━━ Exercise materials

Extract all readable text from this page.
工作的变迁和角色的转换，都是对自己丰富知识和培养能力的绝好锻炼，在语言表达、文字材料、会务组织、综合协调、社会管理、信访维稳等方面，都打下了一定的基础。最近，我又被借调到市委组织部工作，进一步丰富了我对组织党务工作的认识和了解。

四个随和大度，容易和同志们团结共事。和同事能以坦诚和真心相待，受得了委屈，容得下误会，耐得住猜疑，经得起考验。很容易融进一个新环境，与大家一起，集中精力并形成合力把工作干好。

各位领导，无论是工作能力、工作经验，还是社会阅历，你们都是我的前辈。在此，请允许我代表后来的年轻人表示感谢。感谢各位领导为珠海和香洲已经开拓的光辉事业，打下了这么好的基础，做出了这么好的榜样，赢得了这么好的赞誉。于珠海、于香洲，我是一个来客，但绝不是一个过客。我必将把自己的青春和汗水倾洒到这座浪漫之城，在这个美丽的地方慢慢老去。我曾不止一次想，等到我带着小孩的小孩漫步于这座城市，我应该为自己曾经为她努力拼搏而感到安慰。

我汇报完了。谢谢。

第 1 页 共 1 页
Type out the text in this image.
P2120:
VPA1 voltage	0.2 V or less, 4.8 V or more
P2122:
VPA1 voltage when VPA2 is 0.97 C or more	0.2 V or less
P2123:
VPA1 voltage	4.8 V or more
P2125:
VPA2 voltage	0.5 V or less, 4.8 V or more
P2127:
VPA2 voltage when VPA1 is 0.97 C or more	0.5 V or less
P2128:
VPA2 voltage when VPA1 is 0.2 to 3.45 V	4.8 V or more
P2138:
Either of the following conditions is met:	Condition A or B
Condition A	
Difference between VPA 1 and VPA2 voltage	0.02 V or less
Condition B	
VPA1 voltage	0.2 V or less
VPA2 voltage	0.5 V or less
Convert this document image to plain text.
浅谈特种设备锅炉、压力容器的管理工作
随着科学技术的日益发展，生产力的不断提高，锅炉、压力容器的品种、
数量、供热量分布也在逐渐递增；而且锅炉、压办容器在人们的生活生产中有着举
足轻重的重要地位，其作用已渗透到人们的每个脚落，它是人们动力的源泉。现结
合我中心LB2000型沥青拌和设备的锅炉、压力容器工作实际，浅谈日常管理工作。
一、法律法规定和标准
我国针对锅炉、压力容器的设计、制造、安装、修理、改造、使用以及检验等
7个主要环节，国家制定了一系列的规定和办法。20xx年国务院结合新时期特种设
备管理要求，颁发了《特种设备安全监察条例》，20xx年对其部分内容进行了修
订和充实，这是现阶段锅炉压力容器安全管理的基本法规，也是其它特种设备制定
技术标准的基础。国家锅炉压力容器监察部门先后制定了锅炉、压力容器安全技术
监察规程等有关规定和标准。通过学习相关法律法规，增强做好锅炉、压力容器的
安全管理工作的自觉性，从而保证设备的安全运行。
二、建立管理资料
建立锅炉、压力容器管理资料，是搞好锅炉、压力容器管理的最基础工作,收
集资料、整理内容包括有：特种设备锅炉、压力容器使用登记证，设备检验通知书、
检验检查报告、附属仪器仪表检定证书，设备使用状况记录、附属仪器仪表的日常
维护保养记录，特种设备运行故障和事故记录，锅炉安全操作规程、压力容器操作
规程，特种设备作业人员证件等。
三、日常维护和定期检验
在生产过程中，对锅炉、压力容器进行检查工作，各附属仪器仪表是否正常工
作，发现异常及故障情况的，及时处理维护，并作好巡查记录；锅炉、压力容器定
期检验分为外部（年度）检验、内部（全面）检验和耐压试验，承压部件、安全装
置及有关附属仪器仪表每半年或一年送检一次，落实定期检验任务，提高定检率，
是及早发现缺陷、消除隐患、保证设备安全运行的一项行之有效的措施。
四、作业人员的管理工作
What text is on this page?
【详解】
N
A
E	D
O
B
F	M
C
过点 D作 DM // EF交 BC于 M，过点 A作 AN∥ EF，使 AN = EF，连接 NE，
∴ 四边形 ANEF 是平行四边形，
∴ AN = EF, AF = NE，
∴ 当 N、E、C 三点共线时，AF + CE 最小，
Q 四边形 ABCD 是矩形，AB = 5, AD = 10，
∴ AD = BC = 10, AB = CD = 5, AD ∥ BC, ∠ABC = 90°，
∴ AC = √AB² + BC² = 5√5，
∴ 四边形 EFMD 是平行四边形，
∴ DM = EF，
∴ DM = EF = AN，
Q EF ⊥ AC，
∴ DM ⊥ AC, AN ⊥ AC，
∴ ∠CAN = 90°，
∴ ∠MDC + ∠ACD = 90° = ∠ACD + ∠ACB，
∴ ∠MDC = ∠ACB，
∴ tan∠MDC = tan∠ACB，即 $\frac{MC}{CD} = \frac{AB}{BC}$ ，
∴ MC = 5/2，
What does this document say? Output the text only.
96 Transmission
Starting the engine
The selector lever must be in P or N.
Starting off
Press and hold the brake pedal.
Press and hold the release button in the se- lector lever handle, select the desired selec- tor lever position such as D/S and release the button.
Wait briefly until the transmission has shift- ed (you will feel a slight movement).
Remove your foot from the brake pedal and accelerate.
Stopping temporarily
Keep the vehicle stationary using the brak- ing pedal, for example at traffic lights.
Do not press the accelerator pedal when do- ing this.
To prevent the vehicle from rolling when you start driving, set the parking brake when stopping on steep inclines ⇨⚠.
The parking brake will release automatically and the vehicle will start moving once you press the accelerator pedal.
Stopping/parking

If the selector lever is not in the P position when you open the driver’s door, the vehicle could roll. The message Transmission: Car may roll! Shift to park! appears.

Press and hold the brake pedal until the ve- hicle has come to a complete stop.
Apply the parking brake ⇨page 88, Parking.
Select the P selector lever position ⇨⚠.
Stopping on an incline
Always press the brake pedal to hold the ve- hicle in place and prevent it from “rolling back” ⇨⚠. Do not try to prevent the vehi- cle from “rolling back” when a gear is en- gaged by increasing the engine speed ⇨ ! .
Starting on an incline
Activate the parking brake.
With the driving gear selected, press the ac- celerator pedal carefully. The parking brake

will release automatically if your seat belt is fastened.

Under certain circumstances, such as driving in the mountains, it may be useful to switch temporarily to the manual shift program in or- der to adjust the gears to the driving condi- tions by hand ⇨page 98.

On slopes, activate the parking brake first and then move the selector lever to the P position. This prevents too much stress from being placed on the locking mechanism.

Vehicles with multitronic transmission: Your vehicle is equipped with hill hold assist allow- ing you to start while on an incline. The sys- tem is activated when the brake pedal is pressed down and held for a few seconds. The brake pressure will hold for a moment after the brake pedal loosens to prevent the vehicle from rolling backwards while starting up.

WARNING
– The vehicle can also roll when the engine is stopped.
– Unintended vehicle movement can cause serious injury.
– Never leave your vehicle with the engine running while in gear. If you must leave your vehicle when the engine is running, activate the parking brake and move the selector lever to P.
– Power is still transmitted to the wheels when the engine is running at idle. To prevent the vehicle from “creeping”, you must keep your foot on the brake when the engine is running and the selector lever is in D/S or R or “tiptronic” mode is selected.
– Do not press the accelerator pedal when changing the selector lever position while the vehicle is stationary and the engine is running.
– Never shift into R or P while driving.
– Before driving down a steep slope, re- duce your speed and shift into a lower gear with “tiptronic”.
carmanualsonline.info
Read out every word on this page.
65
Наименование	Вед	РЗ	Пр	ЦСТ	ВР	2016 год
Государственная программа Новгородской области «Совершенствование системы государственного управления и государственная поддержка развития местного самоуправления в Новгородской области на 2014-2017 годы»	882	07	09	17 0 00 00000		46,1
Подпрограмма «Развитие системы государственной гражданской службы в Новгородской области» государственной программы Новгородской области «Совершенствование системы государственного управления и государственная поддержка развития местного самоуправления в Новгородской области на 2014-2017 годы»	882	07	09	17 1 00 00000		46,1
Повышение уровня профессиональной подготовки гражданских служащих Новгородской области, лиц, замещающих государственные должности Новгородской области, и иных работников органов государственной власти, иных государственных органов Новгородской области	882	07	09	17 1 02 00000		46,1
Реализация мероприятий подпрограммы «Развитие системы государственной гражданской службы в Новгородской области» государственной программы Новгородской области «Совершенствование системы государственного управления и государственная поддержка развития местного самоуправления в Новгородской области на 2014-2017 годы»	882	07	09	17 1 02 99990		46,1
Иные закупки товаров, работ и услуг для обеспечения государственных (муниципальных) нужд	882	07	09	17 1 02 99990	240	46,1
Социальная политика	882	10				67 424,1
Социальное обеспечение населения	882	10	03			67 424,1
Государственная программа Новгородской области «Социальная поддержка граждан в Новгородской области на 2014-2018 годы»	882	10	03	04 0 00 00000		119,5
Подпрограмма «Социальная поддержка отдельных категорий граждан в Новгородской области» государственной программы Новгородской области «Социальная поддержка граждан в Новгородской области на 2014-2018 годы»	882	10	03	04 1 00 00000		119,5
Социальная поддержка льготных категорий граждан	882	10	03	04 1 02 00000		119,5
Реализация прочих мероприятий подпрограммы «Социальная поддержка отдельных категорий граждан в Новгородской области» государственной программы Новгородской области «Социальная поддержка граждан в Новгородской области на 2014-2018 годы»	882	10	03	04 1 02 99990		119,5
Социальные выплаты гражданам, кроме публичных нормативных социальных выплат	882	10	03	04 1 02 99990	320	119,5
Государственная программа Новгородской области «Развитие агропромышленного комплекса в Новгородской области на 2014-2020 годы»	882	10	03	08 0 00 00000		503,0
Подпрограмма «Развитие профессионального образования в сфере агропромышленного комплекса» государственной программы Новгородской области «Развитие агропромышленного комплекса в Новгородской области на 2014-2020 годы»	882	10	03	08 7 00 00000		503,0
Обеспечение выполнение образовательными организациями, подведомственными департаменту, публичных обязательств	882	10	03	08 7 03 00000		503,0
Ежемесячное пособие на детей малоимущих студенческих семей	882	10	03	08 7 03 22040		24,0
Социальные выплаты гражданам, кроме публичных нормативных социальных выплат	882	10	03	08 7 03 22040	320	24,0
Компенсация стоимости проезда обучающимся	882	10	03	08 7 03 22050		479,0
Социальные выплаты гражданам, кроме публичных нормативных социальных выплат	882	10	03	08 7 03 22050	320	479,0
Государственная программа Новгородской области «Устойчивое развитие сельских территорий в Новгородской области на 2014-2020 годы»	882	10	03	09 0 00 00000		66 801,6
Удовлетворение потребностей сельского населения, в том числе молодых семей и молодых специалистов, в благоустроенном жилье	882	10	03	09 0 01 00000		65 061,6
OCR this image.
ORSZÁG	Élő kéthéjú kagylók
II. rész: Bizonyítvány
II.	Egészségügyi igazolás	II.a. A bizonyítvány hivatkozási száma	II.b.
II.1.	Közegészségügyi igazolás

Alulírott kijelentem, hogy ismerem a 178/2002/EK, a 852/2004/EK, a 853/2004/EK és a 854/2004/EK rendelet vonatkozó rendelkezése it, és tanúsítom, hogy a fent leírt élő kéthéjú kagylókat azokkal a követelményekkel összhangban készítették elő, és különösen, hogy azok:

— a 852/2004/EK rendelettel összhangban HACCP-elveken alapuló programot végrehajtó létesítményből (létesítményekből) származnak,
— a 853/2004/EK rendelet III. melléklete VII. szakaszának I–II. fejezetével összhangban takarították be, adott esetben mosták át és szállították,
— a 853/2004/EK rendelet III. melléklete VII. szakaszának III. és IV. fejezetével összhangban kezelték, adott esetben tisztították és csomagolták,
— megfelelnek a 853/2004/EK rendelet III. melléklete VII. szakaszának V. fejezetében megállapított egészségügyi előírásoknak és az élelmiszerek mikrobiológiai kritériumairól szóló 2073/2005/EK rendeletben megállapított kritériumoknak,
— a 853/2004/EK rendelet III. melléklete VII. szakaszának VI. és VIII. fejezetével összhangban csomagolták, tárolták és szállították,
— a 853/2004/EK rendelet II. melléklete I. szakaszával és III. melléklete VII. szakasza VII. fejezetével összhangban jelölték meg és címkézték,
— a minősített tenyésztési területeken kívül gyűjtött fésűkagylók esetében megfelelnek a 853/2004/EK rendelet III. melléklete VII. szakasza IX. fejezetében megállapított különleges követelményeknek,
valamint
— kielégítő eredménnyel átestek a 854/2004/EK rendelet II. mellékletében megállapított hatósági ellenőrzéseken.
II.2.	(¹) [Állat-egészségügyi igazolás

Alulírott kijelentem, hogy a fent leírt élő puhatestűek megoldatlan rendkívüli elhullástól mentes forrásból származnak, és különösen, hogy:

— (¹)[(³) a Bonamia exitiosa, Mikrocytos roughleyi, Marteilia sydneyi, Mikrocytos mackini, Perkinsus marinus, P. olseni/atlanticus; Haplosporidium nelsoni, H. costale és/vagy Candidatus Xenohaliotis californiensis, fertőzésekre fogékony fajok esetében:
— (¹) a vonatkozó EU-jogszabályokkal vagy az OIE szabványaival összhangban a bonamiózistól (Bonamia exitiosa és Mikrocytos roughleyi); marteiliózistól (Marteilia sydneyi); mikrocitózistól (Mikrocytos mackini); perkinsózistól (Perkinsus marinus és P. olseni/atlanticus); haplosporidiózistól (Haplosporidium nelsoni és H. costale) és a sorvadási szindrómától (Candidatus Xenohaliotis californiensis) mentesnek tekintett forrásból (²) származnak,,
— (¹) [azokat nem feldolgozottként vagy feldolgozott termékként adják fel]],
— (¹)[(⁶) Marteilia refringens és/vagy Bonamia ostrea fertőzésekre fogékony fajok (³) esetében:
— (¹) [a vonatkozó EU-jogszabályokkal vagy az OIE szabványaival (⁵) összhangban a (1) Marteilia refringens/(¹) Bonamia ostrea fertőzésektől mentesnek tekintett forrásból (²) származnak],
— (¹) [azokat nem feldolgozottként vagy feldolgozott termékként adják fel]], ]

━━━━

Objective
How many lines in these records hold the string "accelerator"? Reply with the number alone.

Finished exercise
3